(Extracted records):
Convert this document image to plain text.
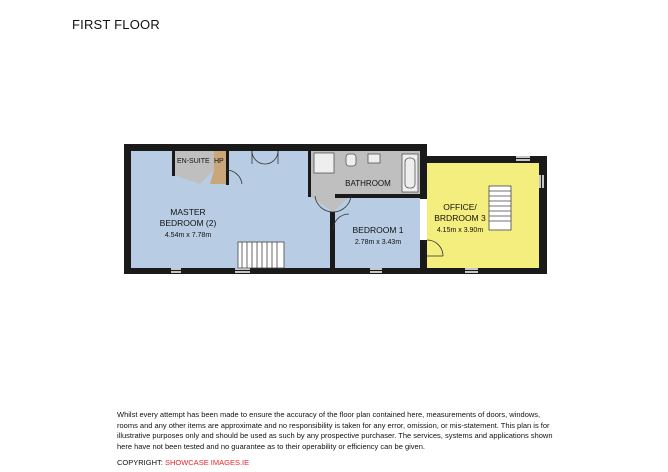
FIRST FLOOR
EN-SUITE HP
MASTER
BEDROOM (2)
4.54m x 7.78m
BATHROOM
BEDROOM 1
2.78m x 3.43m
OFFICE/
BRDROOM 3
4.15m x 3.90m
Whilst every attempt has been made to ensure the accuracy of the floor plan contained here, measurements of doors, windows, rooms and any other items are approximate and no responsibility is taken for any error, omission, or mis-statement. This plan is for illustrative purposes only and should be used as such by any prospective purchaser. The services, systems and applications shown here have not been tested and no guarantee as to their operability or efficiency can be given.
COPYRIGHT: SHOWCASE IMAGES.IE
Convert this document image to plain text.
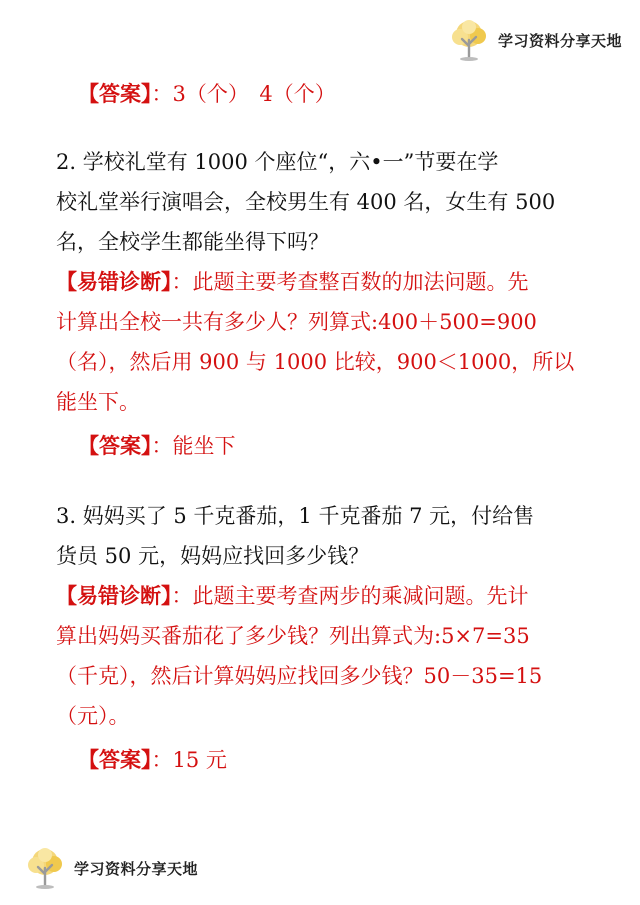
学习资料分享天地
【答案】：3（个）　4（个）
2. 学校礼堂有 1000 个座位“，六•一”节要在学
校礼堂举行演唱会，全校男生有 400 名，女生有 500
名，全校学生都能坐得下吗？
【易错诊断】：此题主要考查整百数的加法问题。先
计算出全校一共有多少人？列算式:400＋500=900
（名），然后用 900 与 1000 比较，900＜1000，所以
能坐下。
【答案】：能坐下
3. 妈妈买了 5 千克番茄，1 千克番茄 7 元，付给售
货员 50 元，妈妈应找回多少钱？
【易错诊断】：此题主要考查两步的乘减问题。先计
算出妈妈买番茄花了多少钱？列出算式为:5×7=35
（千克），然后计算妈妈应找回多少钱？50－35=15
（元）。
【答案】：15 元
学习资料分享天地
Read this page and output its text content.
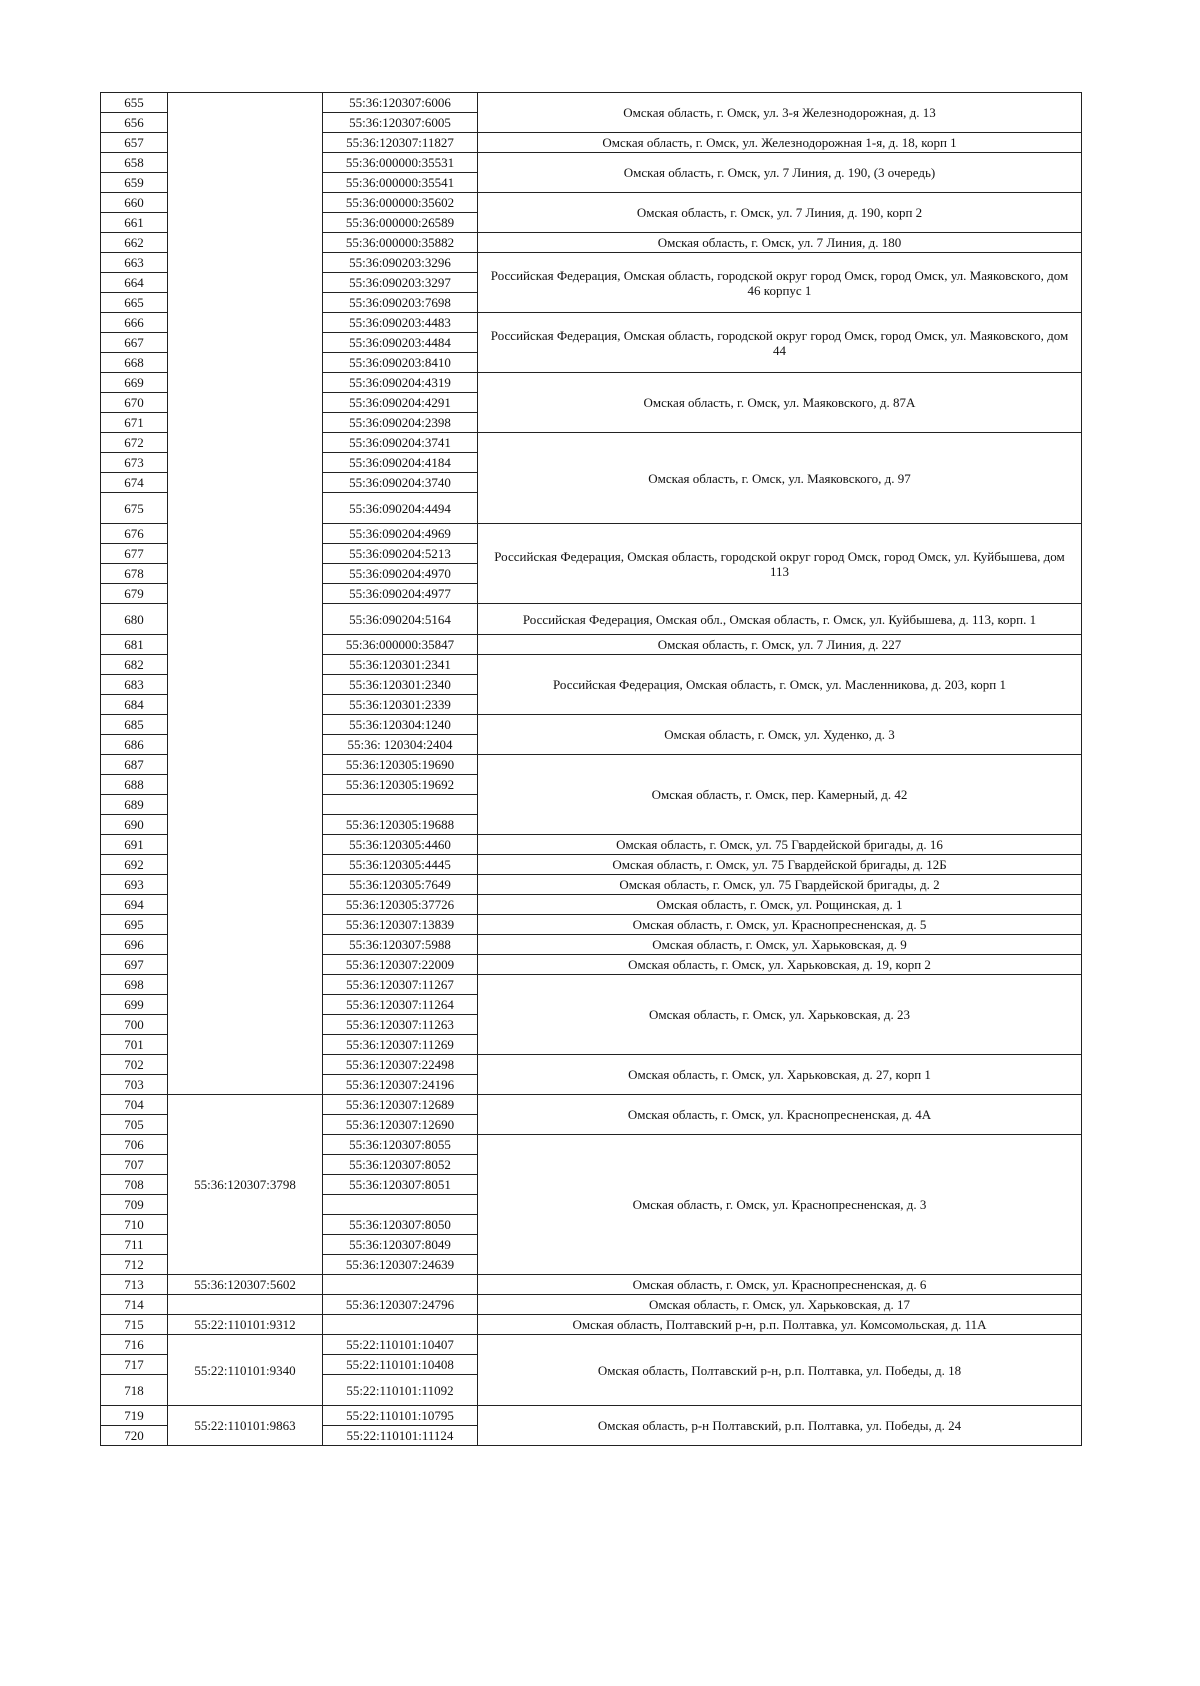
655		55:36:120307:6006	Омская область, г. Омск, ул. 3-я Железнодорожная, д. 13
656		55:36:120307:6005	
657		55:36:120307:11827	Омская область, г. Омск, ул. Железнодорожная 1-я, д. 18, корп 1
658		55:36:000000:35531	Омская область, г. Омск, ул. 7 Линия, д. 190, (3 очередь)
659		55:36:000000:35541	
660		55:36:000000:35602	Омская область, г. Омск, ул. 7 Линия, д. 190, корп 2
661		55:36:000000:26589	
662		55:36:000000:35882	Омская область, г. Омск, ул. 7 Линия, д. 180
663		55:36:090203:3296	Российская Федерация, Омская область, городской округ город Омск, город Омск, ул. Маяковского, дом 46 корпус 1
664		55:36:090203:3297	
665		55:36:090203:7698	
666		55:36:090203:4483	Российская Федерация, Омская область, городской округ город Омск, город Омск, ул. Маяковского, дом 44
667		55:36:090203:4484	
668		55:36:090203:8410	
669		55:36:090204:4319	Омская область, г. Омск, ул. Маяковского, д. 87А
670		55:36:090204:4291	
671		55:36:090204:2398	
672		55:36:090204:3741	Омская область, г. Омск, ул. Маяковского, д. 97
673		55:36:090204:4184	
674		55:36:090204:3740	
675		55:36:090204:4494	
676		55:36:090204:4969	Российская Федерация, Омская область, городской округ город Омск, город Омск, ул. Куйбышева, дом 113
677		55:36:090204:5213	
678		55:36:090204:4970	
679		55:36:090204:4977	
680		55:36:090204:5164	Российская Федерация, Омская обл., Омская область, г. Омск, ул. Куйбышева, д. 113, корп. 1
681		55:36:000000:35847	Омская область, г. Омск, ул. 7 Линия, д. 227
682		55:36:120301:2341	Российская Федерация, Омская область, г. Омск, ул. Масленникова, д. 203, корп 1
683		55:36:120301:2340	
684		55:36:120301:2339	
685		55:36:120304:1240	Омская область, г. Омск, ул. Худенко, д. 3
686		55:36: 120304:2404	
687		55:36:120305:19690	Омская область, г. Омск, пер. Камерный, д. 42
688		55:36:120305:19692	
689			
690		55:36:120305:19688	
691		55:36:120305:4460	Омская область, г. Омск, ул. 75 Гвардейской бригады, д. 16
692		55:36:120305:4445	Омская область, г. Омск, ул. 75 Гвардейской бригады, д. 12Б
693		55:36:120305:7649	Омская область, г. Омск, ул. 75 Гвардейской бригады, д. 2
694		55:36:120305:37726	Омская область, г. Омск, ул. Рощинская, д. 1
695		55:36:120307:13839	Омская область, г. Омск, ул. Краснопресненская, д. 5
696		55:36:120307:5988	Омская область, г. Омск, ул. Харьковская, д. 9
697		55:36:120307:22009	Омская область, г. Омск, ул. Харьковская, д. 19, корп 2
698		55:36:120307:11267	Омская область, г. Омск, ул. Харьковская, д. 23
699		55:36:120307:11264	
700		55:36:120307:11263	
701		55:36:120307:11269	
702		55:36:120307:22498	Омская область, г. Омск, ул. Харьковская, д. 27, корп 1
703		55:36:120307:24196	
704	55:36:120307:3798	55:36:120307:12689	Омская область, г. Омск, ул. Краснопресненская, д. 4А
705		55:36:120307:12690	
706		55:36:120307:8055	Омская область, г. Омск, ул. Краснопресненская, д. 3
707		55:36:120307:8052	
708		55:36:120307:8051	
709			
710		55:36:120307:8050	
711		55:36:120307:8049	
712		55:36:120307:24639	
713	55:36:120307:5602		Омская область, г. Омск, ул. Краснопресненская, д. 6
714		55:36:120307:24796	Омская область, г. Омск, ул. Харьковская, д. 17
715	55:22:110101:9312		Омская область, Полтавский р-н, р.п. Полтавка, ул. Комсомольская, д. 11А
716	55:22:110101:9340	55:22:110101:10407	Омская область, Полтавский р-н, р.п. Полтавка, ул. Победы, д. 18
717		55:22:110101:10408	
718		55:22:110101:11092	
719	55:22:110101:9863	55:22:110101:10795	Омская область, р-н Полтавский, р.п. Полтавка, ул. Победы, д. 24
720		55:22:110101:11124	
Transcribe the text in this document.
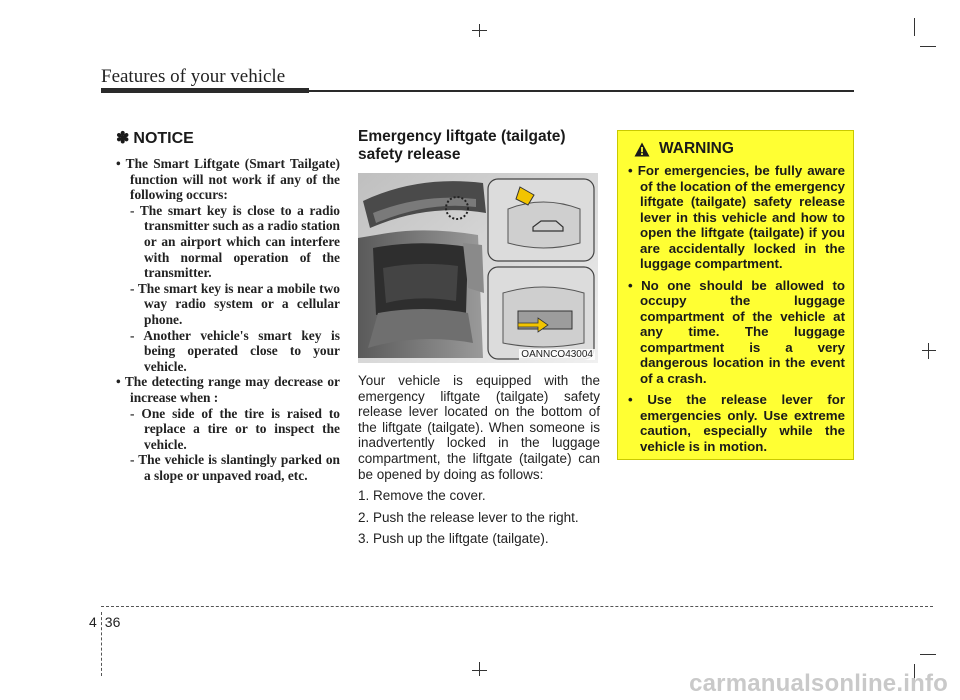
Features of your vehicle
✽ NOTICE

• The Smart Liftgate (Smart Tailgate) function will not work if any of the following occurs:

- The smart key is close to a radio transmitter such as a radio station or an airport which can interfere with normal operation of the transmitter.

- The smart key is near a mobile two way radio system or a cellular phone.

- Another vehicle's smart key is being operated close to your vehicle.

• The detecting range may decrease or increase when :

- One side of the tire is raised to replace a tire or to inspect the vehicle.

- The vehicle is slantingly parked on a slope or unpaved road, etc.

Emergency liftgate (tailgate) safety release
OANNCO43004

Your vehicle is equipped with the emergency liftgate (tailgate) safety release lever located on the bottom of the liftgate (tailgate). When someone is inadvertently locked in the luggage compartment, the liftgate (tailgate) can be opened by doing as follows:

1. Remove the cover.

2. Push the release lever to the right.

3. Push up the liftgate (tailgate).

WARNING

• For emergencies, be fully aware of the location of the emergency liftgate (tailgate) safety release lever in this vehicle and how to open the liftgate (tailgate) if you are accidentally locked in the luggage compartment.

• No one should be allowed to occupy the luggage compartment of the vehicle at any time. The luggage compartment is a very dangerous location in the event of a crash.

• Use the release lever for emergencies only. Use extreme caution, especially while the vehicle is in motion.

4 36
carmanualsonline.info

(What the exercise asks): Transcribe the material exactly, leaving every picture out.

(Solution to the problem):
Convert this document image to plain text.
FIRST FLOOR
EN-SUITE HP
MASTER
BEDROOM (2)
4.54m x 7.78m
BATHROOM
BEDROOM 1
2.78m x 3.43m
OFFICE/
BRDROOM 3
4.15m x 3.90m
Whilst every attempt has been made to ensure the accuracy of the floor plan contained here, measurements of doors, windows, rooms and any other items are approximate and no responsibility is taken for any error, omission, or mis-statement. This plan is for illustrative purposes only and should be used as such by any prospective purchaser. The services, systems and applications shown here have not been tested and no guarantee as to their operability or efficiency can be given.
COPYRIGHT: SHOWCASE IMAGES.IE
Convert this document image to plain text.
学习资料分享天地
【答案】：3（个）　4（个）
2. 学校礼堂有 1000 个座位“，六•一”节要在学
校礼堂举行演唱会，全校男生有 400 名，女生有 500
名，全校学生都能坐得下吗？
【易错诊断】：此题主要考查整百数的加法问题。先
计算出全校一共有多少人？列算式:400＋500=900
（名），然后用 900 与 1000 比较，900＜1000，所以
能坐下。
【答案】：能坐下
3. 妈妈买了 5 千克番茄，1 千克番茄 7 元，付给售
货员 50 元，妈妈应找回多少钱？
【易错诊断】：此题主要考查两步的乘减问题。先计
算出妈妈买番茄花了多少钱？列出算式为:5×7=35
（千克），然后计算妈妈应找回多少钱？50－35=15
（元）。
【答案】：15 元
学习资料分享天地
Read this page and output its text content.
655		55:36:120307:6006	Омская область, г. Омск, ул. 3-я Железнодорожная, д. 13
656		55:36:120307:6005	
657		55:36:120307:11827	Омская область, г. Омск, ул. Железнодорожная 1-я, д. 18, корп 1
658		55:36:000000:35531	Омская область, г. Омск, ул. 7 Линия, д. 190, (3 очередь)
659		55:36:000000:35541	
660		55:36:000000:35602	Омская область, г. Омск, ул. 7 Линия, д. 190, корп 2
661		55:36:000000:26589	
662		55:36:000000:35882	Омская область, г. Омск, ул. 7 Линия, д. 180
663		55:36:090203:3296	Российская Федерация, Омская область, городской округ город Омск, город Омск, ул. Маяковского, дом 46 корпус 1
664		55:36:090203:3297	
665		55:36:090203:7698	
666		55:36:090203:4483	Российская Федерация, Омская область, городской округ город Омск, город Омск, ул. Маяковского, дом 44
667		55:36:090203:4484	
668		55:36:090203:8410	
669		55:36:090204:4319	Омская область, г. Омск, ул. Маяковского, д. 87А
670		55:36:090204:4291	
671		55:36:090204:2398	
672		55:36:090204:3741	Омская область, г. Омск, ул. Маяковского, д. 97
673		55:36:090204:4184	
674		55:36:090204:3740	
675		55:36:090204:4494	
676		55:36:090204:4969	Российская Федерация, Омская область, городской округ город Омск, город Омск, ул. Куйбышева, дом 113
677		55:36:090204:5213	
678		55:36:090204:4970	
679		55:36:090204:4977	
680		55:36:090204:5164	Российская Федерация, Омская обл., Омская область, г. Омск, ул. Куйбышева, д. 113, корп. 1
681		55:36:000000:35847	Омская область, г. Омск, ул. 7 Линия, д. 227
682		55:36:120301:2341	Российская Федерация, Омская область, г. Омск, ул. Масленникова, д. 203, корп 1
683		55:36:120301:2340	
684		55:36:120301:2339	
685		55:36:120304:1240	Омская область, г. Омск, ул. Худенко, д. 3
686		55:36: 120304:2404	
687		55:36:120305:19690	Омская область, г. Омск, пер. Камерный, д. 42
688		55:36:120305:19692	
689			
690		55:36:120305:19688	
691		55:36:120305:4460	Омская область, г. Омск, ул. 75 Гвардейской бригады, д. 16
692		55:36:120305:4445	Омская область, г. Омск, ул. 75 Гвардейской бригады, д. 12Б
693		55:36:120305:7649	Омская область, г. Омск, ул. 75 Гвардейской бригады, д. 2
694		55:36:120305:37726	Омская область, г. Омск, ул. Рощинская, д. 1
695		55:36:120307:13839	Омская область, г. Омск, ул. Краснопресненская, д. 5
696		55:36:120307:5988	Омская область, г. Омск, ул. Харьковская, д. 9
697		55:36:120307:22009	Омская область, г. Омск, ул. Харьковская, д. 19, корп 2
698		55:36:120307:11267	Омская область, г. Омск, ул. Харьковская, д. 23
699		55:36:120307:11264	
700		55:36:120307:11263	
701		55:36:120307:11269	
702		55:36:120307:22498	Омская область, г. Омск, ул. Харьковская, д. 27, корп 1
703		55:36:120307:24196	
704	55:36:120307:3798	55:36:120307:12689	Омская область, г. Омск, ул. Краснопресненская, д. 4А
705		55:36:120307:12690	
706		55:36:120307:8055	Омская область, г. Омск, ул. Краснопресненская, д. 3
707		55:36:120307:8052	
708		55:36:120307:8051	
709			
710		55:36:120307:8050	
711		55:36:120307:8049	
712		55:36:120307:24639	
713	55:36:120307:5602		Омская область, г. Омск, ул. Краснопресненская, д. 6
714		55:36:120307:24796	Омская область, г. Омск, ул. Харьковская, д. 17
715	55:22:110101:9312		Омская область, Полтавский р-н, р.п. Полтавка, ул. Комсомольская, д. 11А
716	55:22:110101:9340	55:22:110101:10407	Омская область, Полтавский р-н, р.п. Полтавка, ул. Победы, д. 18
717		55:22:110101:10408	
718		55:22:110101:11092	
719	55:22:110101:9863	55:22:110101:10795	Омская область, р-н Полтавский, р.п. Полтавка, ул. Победы, д. 24
720		55:22:110101:11124	
Transcribe the text in this document.
Features of your vehicle
✽ NOTICE

• The Smart Liftgate (Smart Tailgate) function will not work if any of the following occurs:

- The smart key is close to a radio transmitter such as a radio station or an airport which can interfere with normal operation of the transmitter.

- The smart key is near a mobile two way radio system or a cellular phone.

- Another vehicle's smart key is being operated close to your vehicle.

• The detecting range may decrease or increase when :

- One side of the tire is raised to replace a tire or to inspect the vehicle.

- The vehicle is slantingly parked on a slope or unpaved road, etc.

Emergency liftgate (tailgate) safety release
OANNCO43004

Your vehicle is equipped with the emergency liftgate (tailgate) safety release lever located on the bottom of the liftgate (tailgate). When someone is inadvertently locked in the luggage compartment, the liftgate (tailgate) can be opened by doing as follows:

1. Remove the cover.

2. Push the release lever to the right.

3. Push up the liftgate (tailgate).

WARNING

• For emergencies, be fully aware of the location of the emergency liftgate (tailgate) safety release lever in this vehicle and how to open the liftgate (tailgate) if you are accidentally locked in the luggage compartment.

• No one should be allowed to occupy the luggage compartment of the vehicle at any time. The luggage compartment is a very dangerous location in the event of a crash.

• Use the release lever for emergencies only. Use extreme caution, especially while the vehicle is in motion.

4 36
carmanualsonline.info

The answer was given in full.